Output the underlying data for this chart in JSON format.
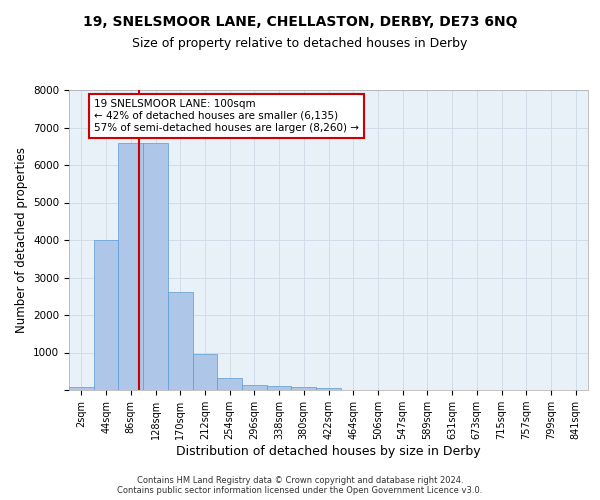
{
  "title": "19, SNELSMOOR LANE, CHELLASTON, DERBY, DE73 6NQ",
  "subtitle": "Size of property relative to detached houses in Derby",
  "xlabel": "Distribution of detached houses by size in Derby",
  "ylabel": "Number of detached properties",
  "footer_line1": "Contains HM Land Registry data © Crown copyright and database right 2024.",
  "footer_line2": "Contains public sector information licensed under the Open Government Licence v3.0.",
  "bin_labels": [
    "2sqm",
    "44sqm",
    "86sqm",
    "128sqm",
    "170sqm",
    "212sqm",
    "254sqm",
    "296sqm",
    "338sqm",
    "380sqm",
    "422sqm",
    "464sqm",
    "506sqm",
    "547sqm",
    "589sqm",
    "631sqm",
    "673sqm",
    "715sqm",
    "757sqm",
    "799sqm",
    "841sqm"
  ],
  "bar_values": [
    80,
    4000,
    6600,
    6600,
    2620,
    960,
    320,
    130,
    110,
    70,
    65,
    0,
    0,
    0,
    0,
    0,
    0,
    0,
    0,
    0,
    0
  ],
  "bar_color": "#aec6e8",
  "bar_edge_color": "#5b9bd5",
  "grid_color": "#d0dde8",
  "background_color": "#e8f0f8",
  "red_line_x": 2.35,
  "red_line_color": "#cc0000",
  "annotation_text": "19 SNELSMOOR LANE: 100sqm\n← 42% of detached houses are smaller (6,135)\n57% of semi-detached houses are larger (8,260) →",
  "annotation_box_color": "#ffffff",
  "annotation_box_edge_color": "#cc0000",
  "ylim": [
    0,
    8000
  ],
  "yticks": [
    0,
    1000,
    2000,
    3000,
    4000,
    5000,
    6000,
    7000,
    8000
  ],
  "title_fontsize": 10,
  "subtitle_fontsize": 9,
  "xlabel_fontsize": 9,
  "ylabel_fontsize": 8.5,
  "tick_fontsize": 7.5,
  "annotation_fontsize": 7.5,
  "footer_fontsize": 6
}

• • • • • • •

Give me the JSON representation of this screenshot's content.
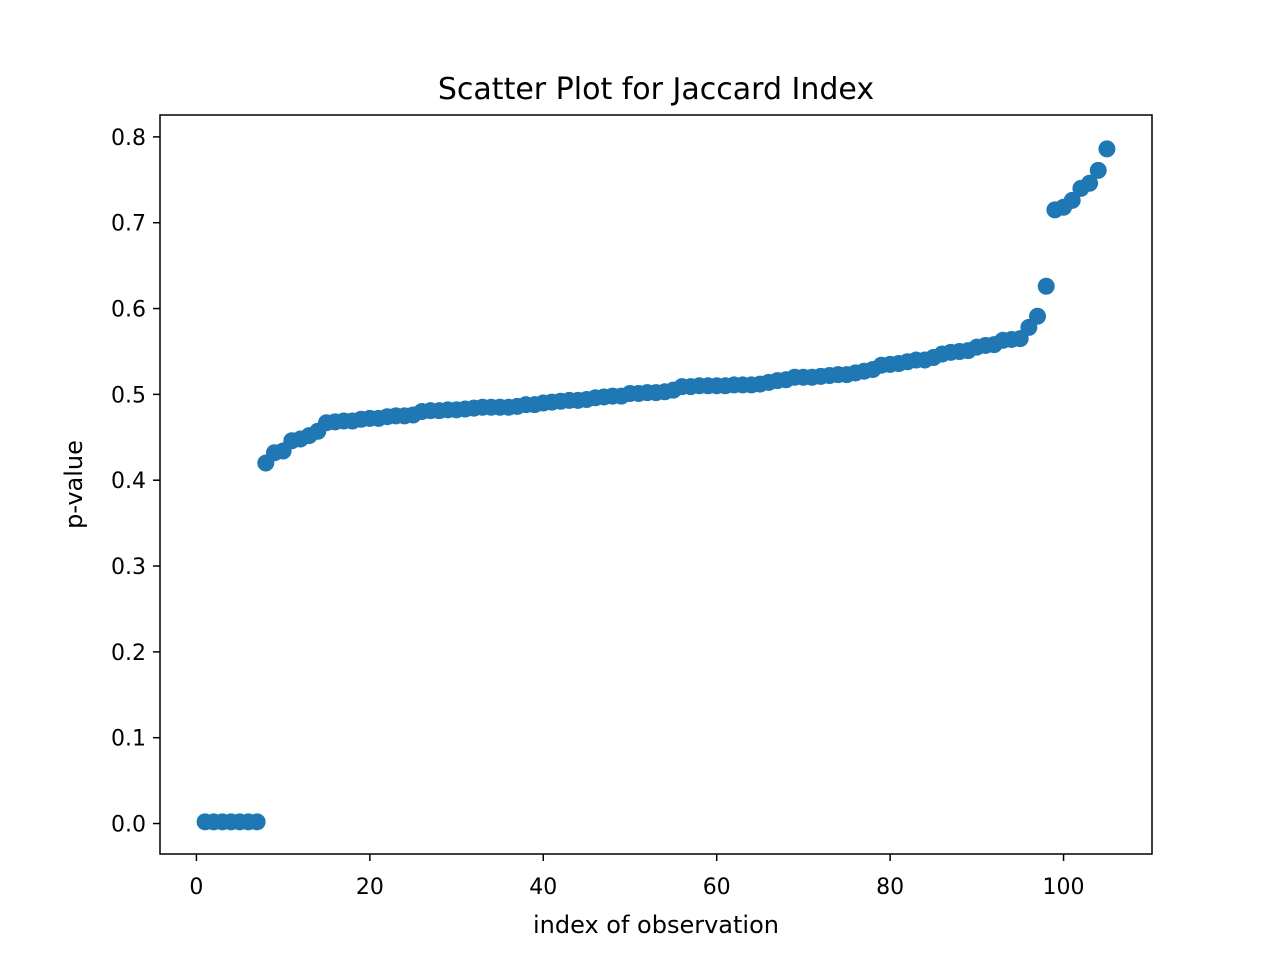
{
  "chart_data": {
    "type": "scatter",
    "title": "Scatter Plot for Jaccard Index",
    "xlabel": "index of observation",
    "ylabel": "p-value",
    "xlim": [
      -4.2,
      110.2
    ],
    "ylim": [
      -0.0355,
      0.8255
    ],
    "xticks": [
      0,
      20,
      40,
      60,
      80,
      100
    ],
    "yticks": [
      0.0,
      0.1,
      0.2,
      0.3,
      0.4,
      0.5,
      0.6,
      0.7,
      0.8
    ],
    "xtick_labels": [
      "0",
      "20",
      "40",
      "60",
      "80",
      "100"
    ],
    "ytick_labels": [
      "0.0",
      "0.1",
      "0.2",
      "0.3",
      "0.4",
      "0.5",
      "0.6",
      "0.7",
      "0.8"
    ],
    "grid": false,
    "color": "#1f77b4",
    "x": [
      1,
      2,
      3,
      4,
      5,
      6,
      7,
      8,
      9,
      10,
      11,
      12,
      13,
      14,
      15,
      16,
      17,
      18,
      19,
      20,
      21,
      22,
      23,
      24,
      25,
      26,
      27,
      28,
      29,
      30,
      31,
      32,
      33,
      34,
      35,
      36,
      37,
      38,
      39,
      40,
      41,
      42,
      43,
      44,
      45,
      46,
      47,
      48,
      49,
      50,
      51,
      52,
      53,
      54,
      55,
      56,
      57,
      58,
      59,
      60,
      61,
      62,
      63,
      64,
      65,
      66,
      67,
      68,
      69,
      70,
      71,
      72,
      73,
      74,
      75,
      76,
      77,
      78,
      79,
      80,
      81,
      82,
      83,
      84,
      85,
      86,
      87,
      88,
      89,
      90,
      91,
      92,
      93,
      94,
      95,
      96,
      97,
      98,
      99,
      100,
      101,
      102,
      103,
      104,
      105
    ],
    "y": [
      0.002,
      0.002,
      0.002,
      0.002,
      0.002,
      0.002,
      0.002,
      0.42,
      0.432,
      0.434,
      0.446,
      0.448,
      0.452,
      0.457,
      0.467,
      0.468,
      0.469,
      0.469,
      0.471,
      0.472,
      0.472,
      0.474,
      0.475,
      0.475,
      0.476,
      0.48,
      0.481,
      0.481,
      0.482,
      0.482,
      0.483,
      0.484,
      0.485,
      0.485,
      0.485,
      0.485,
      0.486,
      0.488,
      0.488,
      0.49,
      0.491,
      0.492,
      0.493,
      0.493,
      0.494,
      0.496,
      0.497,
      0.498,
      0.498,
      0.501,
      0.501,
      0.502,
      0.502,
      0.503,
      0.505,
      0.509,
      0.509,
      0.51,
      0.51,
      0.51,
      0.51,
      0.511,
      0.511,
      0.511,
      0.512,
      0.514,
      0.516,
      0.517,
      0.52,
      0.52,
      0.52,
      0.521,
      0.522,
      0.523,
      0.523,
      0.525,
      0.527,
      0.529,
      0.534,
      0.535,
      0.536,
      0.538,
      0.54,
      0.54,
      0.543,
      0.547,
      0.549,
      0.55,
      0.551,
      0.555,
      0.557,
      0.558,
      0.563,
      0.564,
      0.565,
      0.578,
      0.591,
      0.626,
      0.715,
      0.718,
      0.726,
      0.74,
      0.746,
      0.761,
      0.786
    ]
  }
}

• • • • • • •

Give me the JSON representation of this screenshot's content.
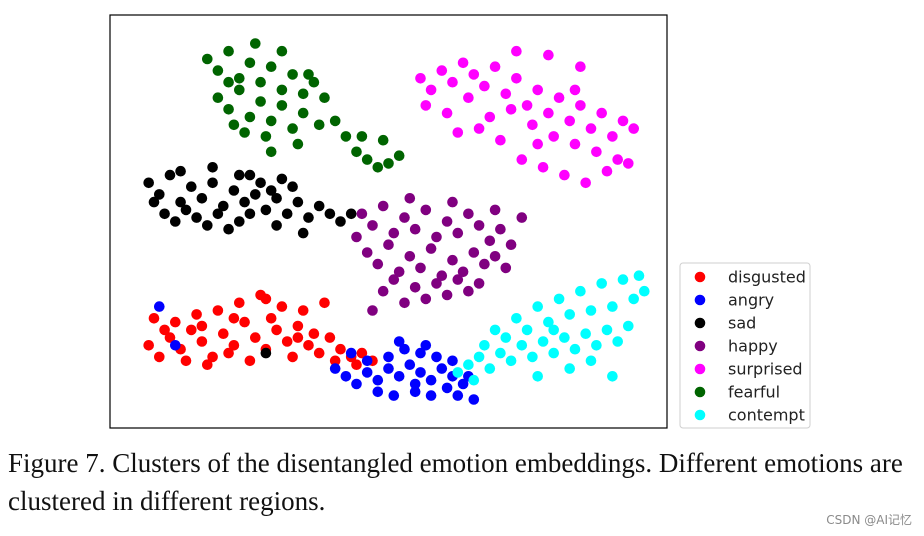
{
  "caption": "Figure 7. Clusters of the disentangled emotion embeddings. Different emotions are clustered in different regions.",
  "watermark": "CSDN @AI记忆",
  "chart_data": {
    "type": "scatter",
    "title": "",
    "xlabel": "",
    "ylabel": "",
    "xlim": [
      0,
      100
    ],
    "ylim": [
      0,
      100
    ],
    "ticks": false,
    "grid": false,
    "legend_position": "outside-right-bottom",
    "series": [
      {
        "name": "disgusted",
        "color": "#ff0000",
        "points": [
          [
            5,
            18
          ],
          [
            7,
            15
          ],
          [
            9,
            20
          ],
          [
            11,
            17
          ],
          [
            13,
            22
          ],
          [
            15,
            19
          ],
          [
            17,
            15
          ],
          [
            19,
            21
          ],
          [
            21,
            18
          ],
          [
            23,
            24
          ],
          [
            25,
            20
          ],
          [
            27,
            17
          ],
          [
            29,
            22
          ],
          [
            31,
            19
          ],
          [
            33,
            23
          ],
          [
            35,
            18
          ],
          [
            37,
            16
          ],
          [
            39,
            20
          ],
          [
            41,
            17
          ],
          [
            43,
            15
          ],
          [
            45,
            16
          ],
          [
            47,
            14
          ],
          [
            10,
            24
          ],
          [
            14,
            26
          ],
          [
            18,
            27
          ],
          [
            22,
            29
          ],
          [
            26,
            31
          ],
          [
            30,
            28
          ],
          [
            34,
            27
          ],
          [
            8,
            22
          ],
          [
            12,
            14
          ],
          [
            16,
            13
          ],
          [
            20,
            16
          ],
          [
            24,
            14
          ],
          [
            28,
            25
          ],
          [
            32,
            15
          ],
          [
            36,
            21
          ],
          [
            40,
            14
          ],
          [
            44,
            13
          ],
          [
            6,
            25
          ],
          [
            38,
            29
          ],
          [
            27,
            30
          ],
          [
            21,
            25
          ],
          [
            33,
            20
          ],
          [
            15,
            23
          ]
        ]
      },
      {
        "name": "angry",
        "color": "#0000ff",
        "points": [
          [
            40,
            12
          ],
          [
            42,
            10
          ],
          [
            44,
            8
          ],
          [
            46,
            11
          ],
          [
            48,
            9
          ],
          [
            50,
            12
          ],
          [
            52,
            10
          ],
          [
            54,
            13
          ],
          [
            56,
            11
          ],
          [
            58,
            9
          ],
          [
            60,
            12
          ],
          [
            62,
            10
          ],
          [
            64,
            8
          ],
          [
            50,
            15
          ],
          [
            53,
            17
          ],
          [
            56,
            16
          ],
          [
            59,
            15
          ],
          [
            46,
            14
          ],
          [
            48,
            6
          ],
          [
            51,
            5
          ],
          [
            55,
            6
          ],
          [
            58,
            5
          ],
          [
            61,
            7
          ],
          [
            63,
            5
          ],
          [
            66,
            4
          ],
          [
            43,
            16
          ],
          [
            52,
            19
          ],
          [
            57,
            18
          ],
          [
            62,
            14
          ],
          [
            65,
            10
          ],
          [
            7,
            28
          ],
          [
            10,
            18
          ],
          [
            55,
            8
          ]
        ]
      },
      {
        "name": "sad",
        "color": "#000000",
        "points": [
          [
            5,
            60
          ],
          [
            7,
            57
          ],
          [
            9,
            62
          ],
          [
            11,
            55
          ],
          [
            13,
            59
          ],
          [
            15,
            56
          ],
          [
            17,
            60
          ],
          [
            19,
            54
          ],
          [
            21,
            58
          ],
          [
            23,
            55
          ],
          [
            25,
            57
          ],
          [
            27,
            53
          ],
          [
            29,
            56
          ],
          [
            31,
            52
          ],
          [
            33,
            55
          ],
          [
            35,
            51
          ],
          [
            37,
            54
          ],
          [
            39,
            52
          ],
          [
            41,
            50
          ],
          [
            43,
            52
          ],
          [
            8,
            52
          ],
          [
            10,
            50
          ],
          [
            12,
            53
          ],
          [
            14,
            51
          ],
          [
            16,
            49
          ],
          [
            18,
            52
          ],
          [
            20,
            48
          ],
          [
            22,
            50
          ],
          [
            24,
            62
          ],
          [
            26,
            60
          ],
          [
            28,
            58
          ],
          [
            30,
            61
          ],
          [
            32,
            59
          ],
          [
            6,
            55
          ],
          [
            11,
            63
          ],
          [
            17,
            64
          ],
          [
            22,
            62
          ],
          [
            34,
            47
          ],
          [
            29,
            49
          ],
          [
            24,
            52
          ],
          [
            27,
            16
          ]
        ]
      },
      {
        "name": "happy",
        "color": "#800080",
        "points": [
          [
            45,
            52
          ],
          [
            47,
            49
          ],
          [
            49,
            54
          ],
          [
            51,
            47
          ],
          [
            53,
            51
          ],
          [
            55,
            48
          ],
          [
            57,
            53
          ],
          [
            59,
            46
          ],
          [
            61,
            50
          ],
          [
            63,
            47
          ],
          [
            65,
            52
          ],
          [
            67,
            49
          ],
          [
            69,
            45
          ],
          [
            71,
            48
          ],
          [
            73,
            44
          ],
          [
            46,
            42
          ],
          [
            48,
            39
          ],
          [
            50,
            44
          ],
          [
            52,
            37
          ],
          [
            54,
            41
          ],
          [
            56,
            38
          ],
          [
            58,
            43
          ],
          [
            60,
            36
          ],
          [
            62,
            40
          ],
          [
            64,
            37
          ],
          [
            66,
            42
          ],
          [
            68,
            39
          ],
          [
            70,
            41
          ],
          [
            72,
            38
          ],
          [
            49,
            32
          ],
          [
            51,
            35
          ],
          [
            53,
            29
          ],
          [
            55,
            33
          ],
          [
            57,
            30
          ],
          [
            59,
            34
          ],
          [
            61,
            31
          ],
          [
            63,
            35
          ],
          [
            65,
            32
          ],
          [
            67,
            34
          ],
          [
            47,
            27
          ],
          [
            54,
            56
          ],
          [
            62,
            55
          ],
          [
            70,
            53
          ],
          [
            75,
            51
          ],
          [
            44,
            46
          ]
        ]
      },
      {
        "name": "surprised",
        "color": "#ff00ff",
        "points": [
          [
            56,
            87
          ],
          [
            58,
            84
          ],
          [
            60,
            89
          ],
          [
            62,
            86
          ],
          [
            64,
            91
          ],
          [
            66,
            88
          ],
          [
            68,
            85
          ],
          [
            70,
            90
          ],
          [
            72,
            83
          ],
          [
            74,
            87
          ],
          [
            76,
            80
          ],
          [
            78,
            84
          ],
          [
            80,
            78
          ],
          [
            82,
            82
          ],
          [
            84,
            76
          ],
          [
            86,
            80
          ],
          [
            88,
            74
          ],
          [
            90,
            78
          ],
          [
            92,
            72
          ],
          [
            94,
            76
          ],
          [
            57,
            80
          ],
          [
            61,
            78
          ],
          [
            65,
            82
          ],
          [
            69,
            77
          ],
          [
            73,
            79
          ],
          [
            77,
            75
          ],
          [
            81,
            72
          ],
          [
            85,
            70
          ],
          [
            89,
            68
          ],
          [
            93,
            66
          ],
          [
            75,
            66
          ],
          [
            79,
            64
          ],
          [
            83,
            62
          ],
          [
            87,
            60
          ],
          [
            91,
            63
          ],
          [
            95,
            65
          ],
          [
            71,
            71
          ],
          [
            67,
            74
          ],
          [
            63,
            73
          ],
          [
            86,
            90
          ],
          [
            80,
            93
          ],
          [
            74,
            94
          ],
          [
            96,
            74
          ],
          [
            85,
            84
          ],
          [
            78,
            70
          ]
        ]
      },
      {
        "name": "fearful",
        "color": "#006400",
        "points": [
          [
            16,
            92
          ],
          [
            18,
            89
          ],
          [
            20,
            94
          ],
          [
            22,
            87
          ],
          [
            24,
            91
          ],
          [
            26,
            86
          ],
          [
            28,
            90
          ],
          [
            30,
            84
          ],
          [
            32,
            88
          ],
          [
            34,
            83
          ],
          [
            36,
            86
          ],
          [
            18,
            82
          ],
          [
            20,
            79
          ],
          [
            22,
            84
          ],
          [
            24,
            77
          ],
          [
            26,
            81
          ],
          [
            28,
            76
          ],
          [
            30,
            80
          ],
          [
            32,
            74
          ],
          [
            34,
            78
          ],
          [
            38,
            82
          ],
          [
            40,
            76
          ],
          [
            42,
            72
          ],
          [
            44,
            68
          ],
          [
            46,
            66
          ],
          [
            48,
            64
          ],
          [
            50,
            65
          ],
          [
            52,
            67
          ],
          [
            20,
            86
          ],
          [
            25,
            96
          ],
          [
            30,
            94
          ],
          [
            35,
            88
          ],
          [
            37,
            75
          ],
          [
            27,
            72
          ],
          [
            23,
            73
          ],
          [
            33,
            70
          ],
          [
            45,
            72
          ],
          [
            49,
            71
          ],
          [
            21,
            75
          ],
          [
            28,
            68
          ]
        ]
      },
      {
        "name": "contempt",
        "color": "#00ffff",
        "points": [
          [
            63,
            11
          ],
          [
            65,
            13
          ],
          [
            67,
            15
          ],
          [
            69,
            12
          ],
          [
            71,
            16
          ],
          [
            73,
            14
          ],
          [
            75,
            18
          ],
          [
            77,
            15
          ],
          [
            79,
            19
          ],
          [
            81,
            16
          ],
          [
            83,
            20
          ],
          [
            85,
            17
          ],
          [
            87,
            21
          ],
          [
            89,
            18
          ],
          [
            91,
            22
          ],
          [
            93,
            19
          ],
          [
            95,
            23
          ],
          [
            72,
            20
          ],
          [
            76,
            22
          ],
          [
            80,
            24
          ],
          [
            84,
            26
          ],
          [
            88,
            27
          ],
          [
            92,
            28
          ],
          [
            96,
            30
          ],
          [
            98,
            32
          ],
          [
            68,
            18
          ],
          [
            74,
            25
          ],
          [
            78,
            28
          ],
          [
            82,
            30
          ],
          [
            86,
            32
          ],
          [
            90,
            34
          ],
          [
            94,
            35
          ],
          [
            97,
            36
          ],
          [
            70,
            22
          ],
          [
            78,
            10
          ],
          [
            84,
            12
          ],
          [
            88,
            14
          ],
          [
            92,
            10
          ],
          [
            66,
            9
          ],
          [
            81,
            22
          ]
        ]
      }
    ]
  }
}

• • • • • • •

Select all lines with the word "name" from the entries above.

        "name": "disgusted",
        "name": "angry",
        "name": "sad",
        "name": "happy",
        "name": "surprised",
        "name": "fearful",
        "name": "contempt",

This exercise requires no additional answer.